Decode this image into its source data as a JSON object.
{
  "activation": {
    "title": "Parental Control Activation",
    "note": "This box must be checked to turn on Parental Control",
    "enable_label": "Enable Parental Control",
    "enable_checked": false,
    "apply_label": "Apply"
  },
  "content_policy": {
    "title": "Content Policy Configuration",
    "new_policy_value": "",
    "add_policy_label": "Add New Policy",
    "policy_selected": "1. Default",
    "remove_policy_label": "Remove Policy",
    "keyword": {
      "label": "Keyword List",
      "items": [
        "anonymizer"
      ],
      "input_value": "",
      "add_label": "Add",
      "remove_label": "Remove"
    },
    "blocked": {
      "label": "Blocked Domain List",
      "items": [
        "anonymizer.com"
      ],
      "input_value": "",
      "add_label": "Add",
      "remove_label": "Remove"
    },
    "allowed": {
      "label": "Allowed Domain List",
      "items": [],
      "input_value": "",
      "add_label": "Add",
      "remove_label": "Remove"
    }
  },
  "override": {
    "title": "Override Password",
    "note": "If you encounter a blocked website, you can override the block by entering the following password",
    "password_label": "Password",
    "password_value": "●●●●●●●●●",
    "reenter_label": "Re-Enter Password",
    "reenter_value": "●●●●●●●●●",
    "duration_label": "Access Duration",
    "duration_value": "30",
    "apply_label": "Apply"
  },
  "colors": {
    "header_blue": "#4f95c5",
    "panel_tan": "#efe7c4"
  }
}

-- SET PROBLEM --
Extract all of the data exactly as written.

-- REPLY TO THE TASK --
Decode this image into its source data as a JSON object.
{
  "activation": {
    "title": "Parental Control Activation",
    "note": "This box must be checked to turn on Parental Control",
    "enable_label": "Enable Parental Control",
    "enable_checked": false,
    "apply_label": "Apply"
  },
  "content_policy": {
    "title": "Content Policy Configuration",
    "new_policy_value": "",
    "add_policy_label": "Add New Policy",
    "policy_selected": "1. Default",
    "remove_policy_label": "Remove Policy",
    "keyword": {
      "label": "Keyword List",
      "items": [
        "anonymizer"
      ],
      "input_value": "",
      "add_label": "Add",
      "remove_label": "Remove"
    },
    "blocked": {
      "label": "Blocked Domain List",
      "items": [
        "anonymizer.com"
      ],
      "input_value": "",
      "add_label": "Add",
      "remove_label": "Remove"
    },
    "allowed": {
      "label": "Allowed Domain List",
      "items": [],
      "input_value": "",
      "add_label": "Add",
      "remove_label": "Remove"
    }
  },
  "override": {
    "title": "Override Password",
    "note": "If you encounter a blocked website, you can override the block by entering the following password",
    "password_label": "Password",
    "password_value": "●●●●●●●●●",
    "reenter_label": "Re-Enter Password",
    "reenter_value": "●●●●●●●●●",
    "duration_label": "Access Duration",
    "duration_value": "30",
    "apply_label": "Apply"
  },
  "colors": {
    "header_blue": "#4f95c5",
    "panel_tan": "#efe7c4"
  }
}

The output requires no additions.